§ WHAT YOU NEED TO DO:
Extract the records in full, leaving every picture out.

§ RECORDS PROVIDED:
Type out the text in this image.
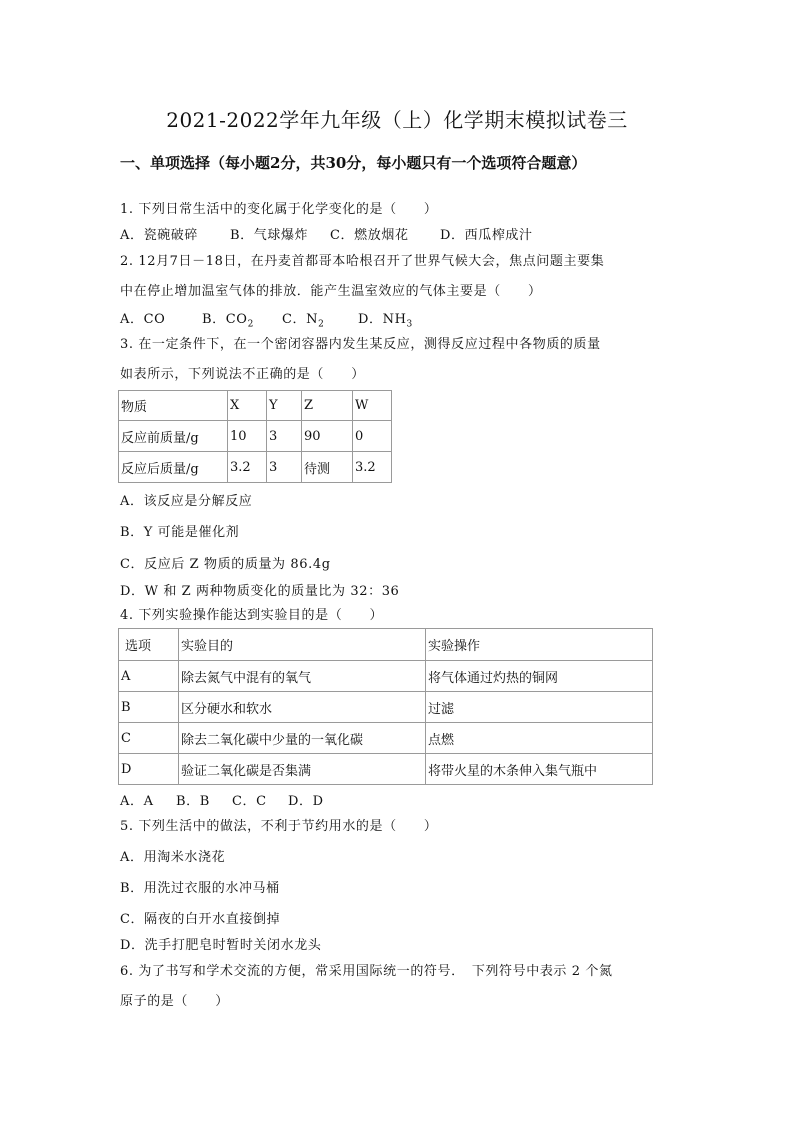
2021-2022学年九年级（上）化学期末模拟试卷三
一、单项选择（每小题2分，共30分，每小题只有一个选项符合题意）
1. 下列日常生活中的变化属于化学变化的是（　　）
A．瓷碗破碎 B．气球爆炸 C．燃放烟花 D．西瓜榨成汁
2. 12月7日－18日，在丹麦首都哥本哈根召开了世界气候大会，焦点问题主要集
中在停止增加温室气体的排放．能产生温室效应的气体主要是（　　）
A．CO	B．$CO_2$ C．$N_2$	D．$NH_3$
3. 在一定条件下，在一个密闭容器内发生某反应，测得反应过程中各物质的质量
如表所示，下列说法不正确的是（　　）
物质	X	Y	Z	W
反应前质量/g	10	3	90	0
反应后质量/g	3.2	3	待测	3.2
A．该反应是分解反应
B．Y 可能是催化剂
C．反应后 Z 物质的质量为 86.4g
D．W 和 Z 两种物质变化的质量比为 32：36
4. 下列实验操作能达到实验目的是（　　）
选项	实验目的	实验操作
A	除去氮气中混有的氧气	将气体通过灼热的铜网
B	区分硬水和软水	过滤
C	除去二氧化碳中少量的一氧化碳	点燃
D	验证二氧化碳是否集满	将带火星的木条伸入集气瓶中
A．A B．B C．C D．D
5. 下列生活中的做法，不利于节约用水的是（　　）
A．用淘米水浇花
B．用洗过衣服的水冲马桶
C．隔夜的白开水直接倒掉
D．洗手打肥皂时暂时关闭水龙头
6. 为了书写和学术交流的方便，常采用国际统一的符号．　下列符号中表示 2 个氮
原子的是（　　）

§ WRITTEN RESPONSE:
Type out the text in this image.
2021-2022学年九年级（上）化学期末模拟试卷三
一、单项选择（每小题2分，共30分，每小题只有一个选项符合题意）
1. 下列日常生活中的变化属于化学变化的是（　　）
A．瓷碗破碎 B．气球爆炸 C．燃放烟花 D．西瓜榨成汁
2. 12月7日－18日，在丹麦首都哥本哈根召开了世界气候大会，焦点问题主要集
中在停止增加温室气体的排放．能产生温室效应的气体主要是（　　）
A．CO	B．$CO_2$ C．$N_2$	D．$NH_3$
3. 在一定条件下，在一个密闭容器内发生某反应，测得反应过程中各物质的质量
如表所示，下列说法不正确的是（　　）
物质	X	Y	Z	W
反应前质量/g	10	3	90	0
反应后质量/g	3.2	3	待测	3.2
A．该反应是分解反应
B．Y 可能是催化剂
C．反应后 Z 物质的质量为 86.4g
D．W 和 Z 两种物质变化的质量比为 32：36
4. 下列实验操作能达到实验目的是（　　）
选项	实验目的	实验操作
A	除去氮气中混有的氧气	将气体通过灼热的铜网
B	区分硬水和软水	过滤
C	除去二氧化碳中少量的一氧化碳	点燃
D	验证二氧化碳是否集满	将带火星的木条伸入集气瓶中
A．A B．B C．C D．D
5. 下列生活中的做法，不利于节约用水的是（　　）
A．用淘米水浇花
B．用洗过衣服的水冲马桶
C．隔夜的白开水直接倒掉
D．洗手打肥皂时暂时关闭水龙头
6. 为了书写和学术交流的方便，常采用国际统一的符号．　下列符号中表示 2 个氮
原子的是（　　）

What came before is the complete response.